### Data items

------------

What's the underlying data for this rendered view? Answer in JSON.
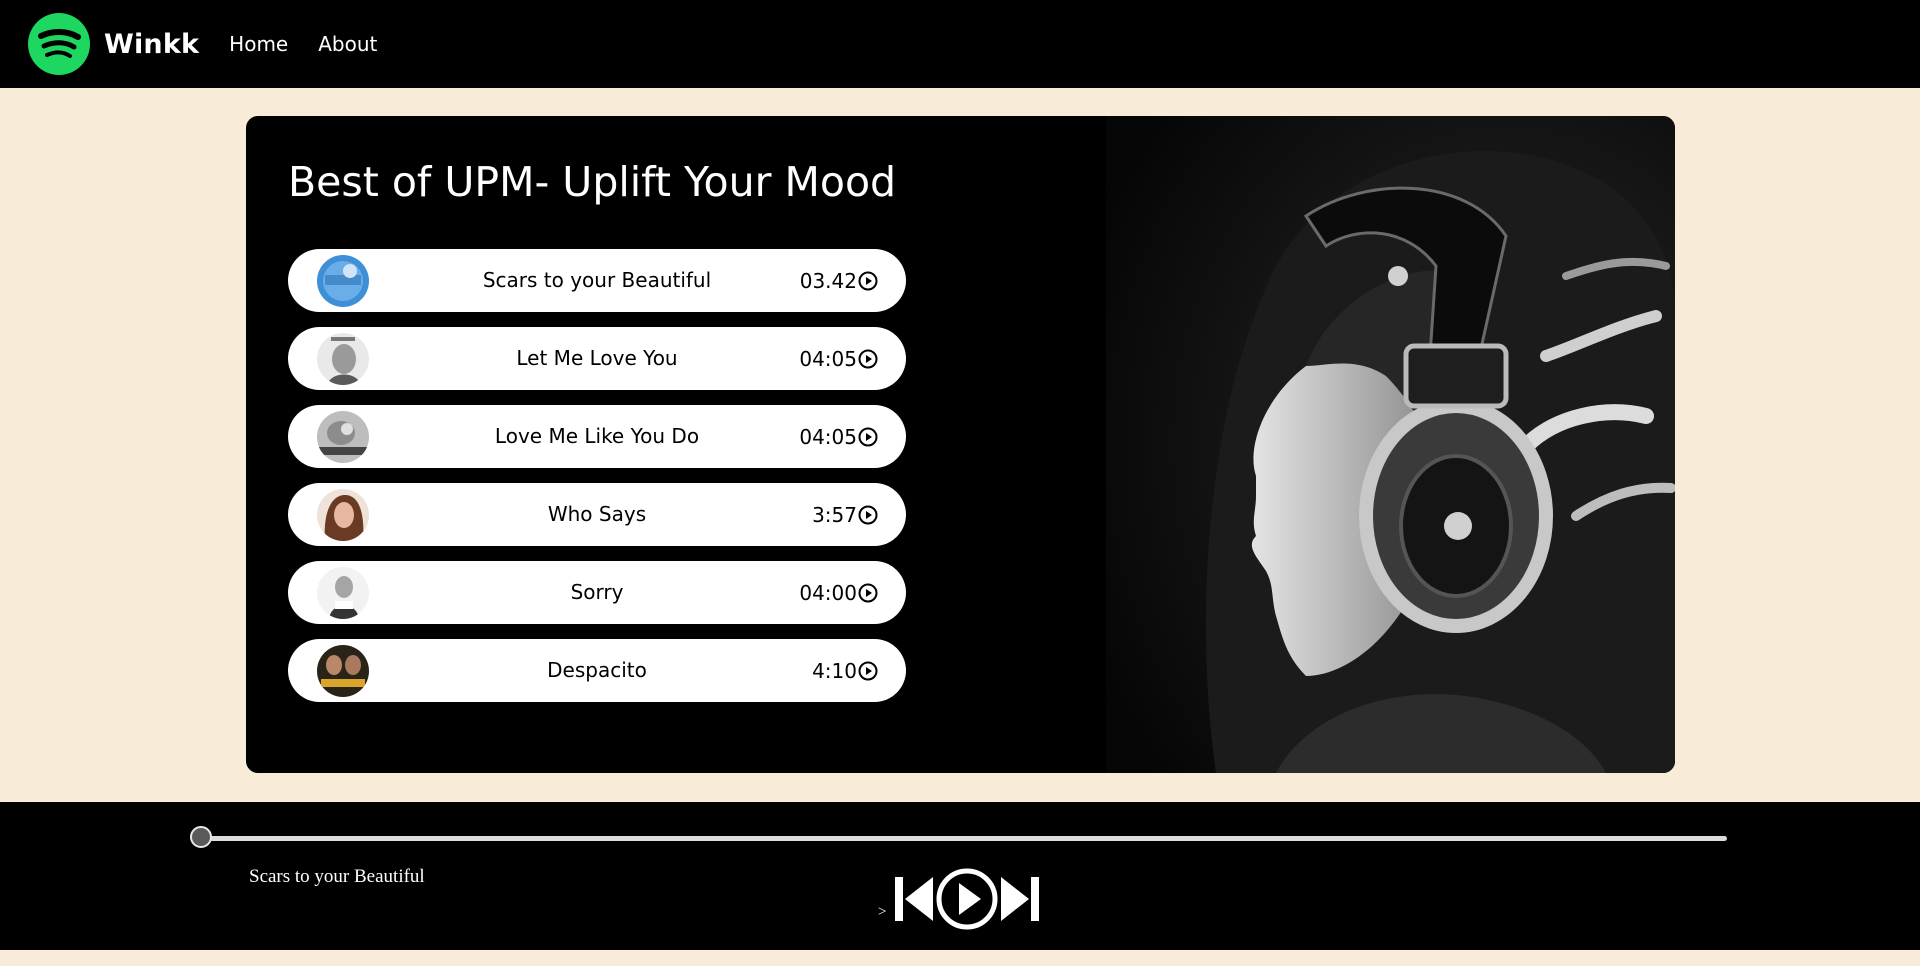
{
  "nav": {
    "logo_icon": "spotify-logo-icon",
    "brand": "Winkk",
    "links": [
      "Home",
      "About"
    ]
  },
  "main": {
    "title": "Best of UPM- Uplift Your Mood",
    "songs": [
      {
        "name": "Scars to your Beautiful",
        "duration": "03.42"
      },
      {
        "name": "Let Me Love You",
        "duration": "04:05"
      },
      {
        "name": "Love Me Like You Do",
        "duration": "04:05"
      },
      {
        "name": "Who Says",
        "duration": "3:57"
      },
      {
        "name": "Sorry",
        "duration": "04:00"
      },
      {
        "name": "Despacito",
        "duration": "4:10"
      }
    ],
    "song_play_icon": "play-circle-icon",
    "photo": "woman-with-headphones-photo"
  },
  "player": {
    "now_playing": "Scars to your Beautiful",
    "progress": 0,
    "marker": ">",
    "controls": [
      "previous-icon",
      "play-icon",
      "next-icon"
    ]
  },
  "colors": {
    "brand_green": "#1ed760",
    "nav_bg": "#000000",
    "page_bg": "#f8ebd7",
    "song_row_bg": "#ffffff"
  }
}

------------

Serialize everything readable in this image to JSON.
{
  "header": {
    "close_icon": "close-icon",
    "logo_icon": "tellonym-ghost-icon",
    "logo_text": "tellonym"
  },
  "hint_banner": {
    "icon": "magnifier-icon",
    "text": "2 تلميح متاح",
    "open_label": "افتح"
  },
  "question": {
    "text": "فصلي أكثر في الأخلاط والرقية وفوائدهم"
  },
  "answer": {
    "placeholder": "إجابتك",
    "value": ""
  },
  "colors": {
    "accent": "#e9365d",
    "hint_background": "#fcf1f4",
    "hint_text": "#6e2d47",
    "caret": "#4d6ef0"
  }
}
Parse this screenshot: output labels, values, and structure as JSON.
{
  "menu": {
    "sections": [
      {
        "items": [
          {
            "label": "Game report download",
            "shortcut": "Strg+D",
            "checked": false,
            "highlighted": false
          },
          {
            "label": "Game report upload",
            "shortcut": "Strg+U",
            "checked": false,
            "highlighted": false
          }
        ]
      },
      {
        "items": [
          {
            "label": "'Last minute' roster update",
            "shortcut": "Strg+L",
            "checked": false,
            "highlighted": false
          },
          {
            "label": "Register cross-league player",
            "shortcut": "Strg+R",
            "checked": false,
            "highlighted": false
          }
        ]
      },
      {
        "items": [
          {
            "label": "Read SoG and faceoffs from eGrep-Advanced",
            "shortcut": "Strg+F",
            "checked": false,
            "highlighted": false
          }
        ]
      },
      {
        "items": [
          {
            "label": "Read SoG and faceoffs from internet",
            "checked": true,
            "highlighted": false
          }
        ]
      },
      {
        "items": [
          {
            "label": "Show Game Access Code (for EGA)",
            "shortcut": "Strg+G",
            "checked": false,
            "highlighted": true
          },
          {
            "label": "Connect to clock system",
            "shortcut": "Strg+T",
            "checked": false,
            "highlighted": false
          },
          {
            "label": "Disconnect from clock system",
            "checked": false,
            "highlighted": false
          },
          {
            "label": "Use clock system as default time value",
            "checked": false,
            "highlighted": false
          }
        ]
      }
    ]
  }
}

------------

### Problem
Copy each line in the data that holds the word "Strg".

### Response to this task
            "shortcut": "Strg+D",
            "shortcut": "Strg+U",
            "shortcut": "Strg+L",
            "shortcut": "Strg+R",
            "shortcut": "Strg+F",
            "shortcut": "Strg+G",
            "shortcut": "Strg+T",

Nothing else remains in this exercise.